# Provided data:
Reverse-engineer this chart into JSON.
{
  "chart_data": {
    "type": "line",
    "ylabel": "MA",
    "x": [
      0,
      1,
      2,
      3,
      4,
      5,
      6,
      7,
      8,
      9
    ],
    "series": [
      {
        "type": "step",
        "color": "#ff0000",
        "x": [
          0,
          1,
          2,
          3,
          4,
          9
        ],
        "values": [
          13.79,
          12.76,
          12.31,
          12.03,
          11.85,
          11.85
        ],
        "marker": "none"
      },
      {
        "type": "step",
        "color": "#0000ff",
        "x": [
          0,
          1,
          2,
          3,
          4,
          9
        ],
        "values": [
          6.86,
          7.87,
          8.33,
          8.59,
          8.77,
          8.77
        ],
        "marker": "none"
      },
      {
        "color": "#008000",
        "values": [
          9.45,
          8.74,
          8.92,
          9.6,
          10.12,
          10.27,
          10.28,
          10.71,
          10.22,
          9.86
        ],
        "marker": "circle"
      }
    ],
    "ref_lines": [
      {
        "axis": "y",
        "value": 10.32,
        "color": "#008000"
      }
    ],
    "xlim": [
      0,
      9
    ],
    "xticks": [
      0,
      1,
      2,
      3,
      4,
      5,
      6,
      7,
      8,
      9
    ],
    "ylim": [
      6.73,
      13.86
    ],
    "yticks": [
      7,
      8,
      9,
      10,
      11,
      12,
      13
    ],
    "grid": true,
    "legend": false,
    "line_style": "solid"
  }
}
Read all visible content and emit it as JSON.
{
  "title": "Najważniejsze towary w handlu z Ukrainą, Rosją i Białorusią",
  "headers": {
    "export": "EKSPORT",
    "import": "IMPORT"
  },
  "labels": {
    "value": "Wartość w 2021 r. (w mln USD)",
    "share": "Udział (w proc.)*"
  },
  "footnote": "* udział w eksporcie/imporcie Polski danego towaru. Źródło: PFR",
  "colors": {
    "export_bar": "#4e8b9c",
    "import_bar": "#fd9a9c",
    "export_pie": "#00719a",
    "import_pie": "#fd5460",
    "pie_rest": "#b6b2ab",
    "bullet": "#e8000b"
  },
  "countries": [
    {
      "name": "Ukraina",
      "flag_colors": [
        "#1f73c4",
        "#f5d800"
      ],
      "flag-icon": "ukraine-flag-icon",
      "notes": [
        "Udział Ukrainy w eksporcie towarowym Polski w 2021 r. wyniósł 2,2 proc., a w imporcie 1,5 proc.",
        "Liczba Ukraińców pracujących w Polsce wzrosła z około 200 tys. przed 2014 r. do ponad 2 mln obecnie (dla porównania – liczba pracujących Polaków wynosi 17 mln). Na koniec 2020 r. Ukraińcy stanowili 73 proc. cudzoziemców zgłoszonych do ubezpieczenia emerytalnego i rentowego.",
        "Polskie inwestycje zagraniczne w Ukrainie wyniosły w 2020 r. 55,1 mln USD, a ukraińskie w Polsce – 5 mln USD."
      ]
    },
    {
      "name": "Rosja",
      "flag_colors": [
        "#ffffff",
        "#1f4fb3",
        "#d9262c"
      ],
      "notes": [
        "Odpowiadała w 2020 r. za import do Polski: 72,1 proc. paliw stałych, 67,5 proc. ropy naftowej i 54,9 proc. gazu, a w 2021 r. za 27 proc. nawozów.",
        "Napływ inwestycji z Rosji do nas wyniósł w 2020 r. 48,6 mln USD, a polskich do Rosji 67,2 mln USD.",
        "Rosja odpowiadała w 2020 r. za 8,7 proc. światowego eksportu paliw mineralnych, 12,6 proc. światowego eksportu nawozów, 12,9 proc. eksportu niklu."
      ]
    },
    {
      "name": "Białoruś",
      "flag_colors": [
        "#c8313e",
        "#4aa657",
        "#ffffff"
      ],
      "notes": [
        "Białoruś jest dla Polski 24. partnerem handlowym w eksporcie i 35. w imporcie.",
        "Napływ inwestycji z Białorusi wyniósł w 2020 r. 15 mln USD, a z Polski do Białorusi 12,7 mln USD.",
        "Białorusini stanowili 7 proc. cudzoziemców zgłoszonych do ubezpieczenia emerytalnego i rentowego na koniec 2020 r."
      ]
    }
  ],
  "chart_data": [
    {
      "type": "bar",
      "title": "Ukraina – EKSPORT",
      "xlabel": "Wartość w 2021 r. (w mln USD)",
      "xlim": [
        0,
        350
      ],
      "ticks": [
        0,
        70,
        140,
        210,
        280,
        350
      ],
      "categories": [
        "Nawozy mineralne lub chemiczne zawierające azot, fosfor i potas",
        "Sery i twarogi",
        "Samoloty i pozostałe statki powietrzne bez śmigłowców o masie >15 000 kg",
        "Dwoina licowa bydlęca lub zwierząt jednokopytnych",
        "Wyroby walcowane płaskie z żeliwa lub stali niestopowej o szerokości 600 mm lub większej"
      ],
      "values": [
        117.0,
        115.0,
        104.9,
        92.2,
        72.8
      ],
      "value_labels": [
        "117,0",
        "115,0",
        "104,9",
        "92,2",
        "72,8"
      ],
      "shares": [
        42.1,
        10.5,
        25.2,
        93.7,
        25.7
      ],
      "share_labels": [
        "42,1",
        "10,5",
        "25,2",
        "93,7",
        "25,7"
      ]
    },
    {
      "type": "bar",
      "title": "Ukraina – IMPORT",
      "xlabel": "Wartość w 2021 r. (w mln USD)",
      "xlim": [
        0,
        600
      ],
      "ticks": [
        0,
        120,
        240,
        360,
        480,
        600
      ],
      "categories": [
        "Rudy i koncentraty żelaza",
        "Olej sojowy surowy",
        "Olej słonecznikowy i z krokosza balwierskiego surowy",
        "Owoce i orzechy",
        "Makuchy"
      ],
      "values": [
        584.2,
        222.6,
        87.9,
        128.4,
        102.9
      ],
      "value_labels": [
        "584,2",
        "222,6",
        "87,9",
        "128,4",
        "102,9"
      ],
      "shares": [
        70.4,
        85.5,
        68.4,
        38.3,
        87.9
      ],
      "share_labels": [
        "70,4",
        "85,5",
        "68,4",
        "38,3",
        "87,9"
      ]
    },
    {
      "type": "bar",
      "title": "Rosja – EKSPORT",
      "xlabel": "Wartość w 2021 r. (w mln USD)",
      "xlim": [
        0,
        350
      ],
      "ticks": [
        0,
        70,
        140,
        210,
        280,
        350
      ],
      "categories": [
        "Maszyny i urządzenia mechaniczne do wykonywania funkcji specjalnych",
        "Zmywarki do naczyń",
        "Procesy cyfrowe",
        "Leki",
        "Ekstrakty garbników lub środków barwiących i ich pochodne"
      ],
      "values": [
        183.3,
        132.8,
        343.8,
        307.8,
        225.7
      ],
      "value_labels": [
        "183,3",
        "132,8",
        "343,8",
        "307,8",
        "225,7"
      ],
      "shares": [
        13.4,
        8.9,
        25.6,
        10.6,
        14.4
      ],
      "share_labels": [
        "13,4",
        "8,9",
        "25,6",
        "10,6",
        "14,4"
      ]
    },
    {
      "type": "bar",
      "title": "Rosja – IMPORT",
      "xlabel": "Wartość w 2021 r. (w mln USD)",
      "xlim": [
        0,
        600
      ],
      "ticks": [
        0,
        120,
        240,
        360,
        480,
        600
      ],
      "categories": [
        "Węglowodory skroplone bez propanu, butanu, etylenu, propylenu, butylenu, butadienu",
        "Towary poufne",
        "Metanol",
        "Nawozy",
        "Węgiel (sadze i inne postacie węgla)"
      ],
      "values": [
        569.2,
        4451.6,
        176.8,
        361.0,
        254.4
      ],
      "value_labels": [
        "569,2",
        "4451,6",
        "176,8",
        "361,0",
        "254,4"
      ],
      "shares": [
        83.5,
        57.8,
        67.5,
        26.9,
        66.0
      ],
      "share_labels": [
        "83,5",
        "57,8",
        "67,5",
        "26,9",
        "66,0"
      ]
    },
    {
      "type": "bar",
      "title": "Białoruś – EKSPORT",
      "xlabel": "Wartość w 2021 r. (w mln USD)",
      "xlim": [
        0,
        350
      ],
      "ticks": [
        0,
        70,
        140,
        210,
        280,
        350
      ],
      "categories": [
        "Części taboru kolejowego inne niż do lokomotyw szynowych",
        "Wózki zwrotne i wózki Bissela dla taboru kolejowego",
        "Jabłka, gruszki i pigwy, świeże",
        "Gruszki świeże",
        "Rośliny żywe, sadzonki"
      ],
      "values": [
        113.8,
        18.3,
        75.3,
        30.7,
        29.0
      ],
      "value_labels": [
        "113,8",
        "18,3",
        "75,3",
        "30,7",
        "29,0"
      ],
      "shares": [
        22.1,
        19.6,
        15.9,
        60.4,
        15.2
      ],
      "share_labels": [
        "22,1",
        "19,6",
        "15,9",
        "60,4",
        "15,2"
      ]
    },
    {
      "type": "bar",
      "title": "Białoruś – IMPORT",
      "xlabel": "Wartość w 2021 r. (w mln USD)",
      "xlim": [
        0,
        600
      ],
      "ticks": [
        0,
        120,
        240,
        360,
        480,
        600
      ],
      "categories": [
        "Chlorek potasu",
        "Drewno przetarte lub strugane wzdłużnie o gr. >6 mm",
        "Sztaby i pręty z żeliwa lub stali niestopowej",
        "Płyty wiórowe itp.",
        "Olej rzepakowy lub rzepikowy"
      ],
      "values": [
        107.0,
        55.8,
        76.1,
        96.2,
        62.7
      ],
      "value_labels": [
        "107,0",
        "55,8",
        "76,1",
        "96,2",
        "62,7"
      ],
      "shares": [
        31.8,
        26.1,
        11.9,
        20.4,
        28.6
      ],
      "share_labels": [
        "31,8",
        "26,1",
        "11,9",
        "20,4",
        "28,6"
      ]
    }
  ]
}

# Given request:
From the records, copy every line that has the string "Polsce" in it.

# The output:
        "Liczba Ukraińców pracujących w Polsce wzrosła z około 200 tys. przed 2014 r. do ponad 2 mln obecnie (dla porównania – liczba pracujących Polaków wynosi 17 mln). Na koniec 2020 r. Ukraińcy stanowili 73 proc. cudzoziemców zgłoszonych do ubezpieczenia emerytalnego i rentowego.",
        "Polskie inwestycje zagraniczne w Ukrainie wyniosły w 2020 r. 55,1 mln USD, a ukraińskie w Polsce – 5 mln USD."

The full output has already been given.